--- begin DATA FOR THE TASK ---

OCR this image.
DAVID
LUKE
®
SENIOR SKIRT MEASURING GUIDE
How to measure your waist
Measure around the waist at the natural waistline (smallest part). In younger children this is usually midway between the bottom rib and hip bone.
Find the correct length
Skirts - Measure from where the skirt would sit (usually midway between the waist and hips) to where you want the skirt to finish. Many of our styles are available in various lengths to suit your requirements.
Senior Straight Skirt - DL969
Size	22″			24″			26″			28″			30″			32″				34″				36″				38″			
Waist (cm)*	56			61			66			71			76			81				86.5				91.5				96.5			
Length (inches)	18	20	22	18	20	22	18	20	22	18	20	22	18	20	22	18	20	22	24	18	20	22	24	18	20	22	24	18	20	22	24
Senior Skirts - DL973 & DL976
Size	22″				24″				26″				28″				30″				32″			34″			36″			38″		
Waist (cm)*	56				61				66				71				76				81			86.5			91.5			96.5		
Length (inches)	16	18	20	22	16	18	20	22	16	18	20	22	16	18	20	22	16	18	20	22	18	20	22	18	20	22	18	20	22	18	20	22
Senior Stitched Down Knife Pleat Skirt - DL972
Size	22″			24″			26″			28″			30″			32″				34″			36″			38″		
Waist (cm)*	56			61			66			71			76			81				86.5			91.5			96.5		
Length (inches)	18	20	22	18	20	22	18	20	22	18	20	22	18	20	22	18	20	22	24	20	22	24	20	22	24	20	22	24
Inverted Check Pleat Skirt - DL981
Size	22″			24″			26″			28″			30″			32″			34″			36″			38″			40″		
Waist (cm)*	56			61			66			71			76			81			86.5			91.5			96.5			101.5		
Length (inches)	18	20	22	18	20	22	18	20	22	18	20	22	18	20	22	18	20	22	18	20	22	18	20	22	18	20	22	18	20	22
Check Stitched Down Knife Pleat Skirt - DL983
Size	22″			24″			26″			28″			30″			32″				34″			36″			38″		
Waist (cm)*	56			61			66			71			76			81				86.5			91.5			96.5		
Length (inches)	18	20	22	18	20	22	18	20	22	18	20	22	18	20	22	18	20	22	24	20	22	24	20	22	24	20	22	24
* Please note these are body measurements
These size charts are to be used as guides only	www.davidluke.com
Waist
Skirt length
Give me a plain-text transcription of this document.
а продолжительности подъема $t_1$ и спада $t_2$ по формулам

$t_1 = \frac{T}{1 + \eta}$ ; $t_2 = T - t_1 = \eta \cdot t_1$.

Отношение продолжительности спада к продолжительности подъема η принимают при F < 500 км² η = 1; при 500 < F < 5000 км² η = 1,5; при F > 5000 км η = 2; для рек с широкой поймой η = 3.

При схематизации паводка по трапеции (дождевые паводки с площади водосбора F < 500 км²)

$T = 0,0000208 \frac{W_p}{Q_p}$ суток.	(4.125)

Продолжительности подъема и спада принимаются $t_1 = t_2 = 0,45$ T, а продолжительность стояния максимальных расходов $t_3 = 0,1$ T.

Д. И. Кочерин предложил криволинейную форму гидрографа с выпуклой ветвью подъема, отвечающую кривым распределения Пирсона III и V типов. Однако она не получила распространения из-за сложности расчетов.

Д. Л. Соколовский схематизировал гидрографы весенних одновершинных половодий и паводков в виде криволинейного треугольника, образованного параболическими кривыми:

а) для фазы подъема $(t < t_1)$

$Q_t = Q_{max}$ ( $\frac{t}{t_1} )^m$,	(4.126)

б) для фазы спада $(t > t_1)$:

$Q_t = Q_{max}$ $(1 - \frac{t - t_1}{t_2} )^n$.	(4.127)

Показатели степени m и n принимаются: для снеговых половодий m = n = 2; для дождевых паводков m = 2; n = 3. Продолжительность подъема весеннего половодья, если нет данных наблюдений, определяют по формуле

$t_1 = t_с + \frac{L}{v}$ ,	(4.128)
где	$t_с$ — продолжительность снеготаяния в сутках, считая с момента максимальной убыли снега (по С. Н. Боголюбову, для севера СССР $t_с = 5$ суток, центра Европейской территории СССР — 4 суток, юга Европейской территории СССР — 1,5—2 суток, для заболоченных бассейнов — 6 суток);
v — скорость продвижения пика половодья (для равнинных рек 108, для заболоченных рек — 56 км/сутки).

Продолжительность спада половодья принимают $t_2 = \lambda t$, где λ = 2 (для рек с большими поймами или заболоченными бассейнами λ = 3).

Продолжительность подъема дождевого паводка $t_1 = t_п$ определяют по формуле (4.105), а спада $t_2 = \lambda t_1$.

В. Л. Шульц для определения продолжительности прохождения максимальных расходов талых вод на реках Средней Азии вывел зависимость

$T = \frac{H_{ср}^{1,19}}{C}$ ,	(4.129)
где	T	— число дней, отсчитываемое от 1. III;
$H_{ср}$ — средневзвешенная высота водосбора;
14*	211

--- end DATA FOR THE TASK ---

● TASK DIRECTIONS:
From the records above, extract every entry verbatim.

● REPLY:
OCR this image.
DAVID
LUKE
®
SENIOR SKIRT MEASURING GUIDE
How to measure your waist
Measure around the waist at the natural waistline (smallest part). In younger children this is usually midway between the bottom rib and hip bone.
Find the correct length
Skirts - Measure from where the skirt would sit (usually midway between the waist and hips) to where you want the skirt to finish. Many of our styles are available in various lengths to suit your requirements.
Senior Straight Skirt - DL969
Size	22″			24″			26″			28″			30″			32″				34″				36″				38″			
Waist (cm)*	56			61			66			71			76			81				86.5				91.5				96.5			
Length (inches)	18	20	22	18	20	22	18	20	22	18	20	22	18	20	22	18	20	22	24	18	20	22	24	18	20	22	24	18	20	22	24
Senior Skirts - DL973 & DL976
Size	22″				24″				26″				28″				30″				32″			34″			36″			38″		
Waist (cm)*	56				61				66				71				76				81			86.5			91.5			96.5		
Length (inches)	16	18	20	22	16	18	20	22	16	18	20	22	16	18	20	22	16	18	20	22	18	20	22	18	20	22	18	20	22	18	20	22
Senior Stitched Down Knife Pleat Skirt - DL972
Size	22″			24″			26″			28″			30″			32″				34″			36″			38″		
Waist (cm)*	56			61			66			71			76			81				86.5			91.5			96.5		
Length (inches)	18	20	22	18	20	22	18	20	22	18	20	22	18	20	22	18	20	22	24	20	22	24	20	22	24	20	22	24
Inverted Check Pleat Skirt - DL981
Size	22″			24″			26″			28″			30″			32″			34″			36″			38″			40″		
Waist (cm)*	56			61			66			71			76			81			86.5			91.5			96.5			101.5		
Length (inches)	18	20	22	18	20	22	18	20	22	18	20	22	18	20	22	18	20	22	18	20	22	18	20	22	18	20	22	18	20	22
Check Stitched Down Knife Pleat Skirt - DL983
Size	22″			24″			26″			28″			30″			32″				34″			36″			38″		
Waist (cm)*	56			61			66			71			76			81				86.5			91.5			96.5		
Length (inches)	18	20	22	18	20	22	18	20	22	18	20	22	18	20	22	18	20	22	24	20	22	24	20	22	24	20	22	24
* Please note these are body measurements
These size charts are to be used as guides only	www.davidluke.com
Waist
Skirt length
Give me a plain-text transcription of this document.
а продолжительности подъема $t_1$ и спада $t_2$ по формулам

$t_1 = \frac{T}{1 + \eta}$ ; $t_2 = T - t_1 = \eta \cdot t_1$.

Отношение продолжительности спада к продолжительности подъема η принимают при F < 500 км² η = 1; при 500 < F < 5000 км² η = 1,5; при F > 5000 км η = 2; для рек с широкой поймой η = 3.

При схематизации паводка по трапеции (дождевые паводки с площади водосбора F < 500 км²)

$T = 0,0000208 \frac{W_p}{Q_p}$ суток.	(4.125)

Продолжительности подъема и спада принимаются $t_1 = t_2 = 0,45$ T, а продолжительность стояния максимальных расходов $t_3 = 0,1$ T.

Д. И. Кочерин предложил криволинейную форму гидрографа с выпуклой ветвью подъема, отвечающую кривым распределения Пирсона III и V типов. Однако она не получила распространения из-за сложности расчетов.

Д. Л. Соколовский схематизировал гидрографы весенних одновершинных половодий и паводков в виде криволинейного треугольника, образованного параболическими кривыми:

а) для фазы подъема $(t < t_1)$

$Q_t = Q_{max}$ ( $\frac{t}{t_1} )^m$,	(4.126)

б) для фазы спада $(t > t_1)$:

$Q_t = Q_{max}$ $(1 - \frac{t - t_1}{t_2} )^n$.	(4.127)

Показатели степени m и n принимаются: для снеговых половодий m = n = 2; для дождевых паводков m = 2; n = 3. Продолжительность подъема весеннего половодья, если нет данных наблюдений, определяют по формуле

$t_1 = t_с + \frac{L}{v}$ ,	(4.128)
где	$t_с$ — продолжительность снеготаяния в сутках, считая с момента максимальной убыли снега (по С. Н. Боголюбову, для севера СССР $t_с = 5$ суток, центра Европейской территории СССР — 4 суток, юга Европейской территории СССР — 1,5—2 суток, для заболоченных бассейнов — 6 суток);
v — скорость продвижения пика половодья (для равнинных рек 108, для заболоченных рек — 56 км/сутки).

Продолжительность спада половодья принимают $t_2 = \lambda t$, где λ = 2 (для рек с большими поймами или заболоченными бассейнами λ = 3).

Продолжительность подъема дождевого паводка $t_1 = t_п$ определяют по формуле (4.105), а спада $t_2 = \lambda t_1$.

В. Л. Шульц для определения продолжительности прохождения максимальных расходов талых вод на реках Средней Азии вывел зависимость

$T = \frac{H_{ср}^{1,19}}{C}$ ,	(4.129)
где	T	— число дней, отсчитываемое от 1. III;
$H_{ср}$ — средневзвешенная высота водосбора;
14*	211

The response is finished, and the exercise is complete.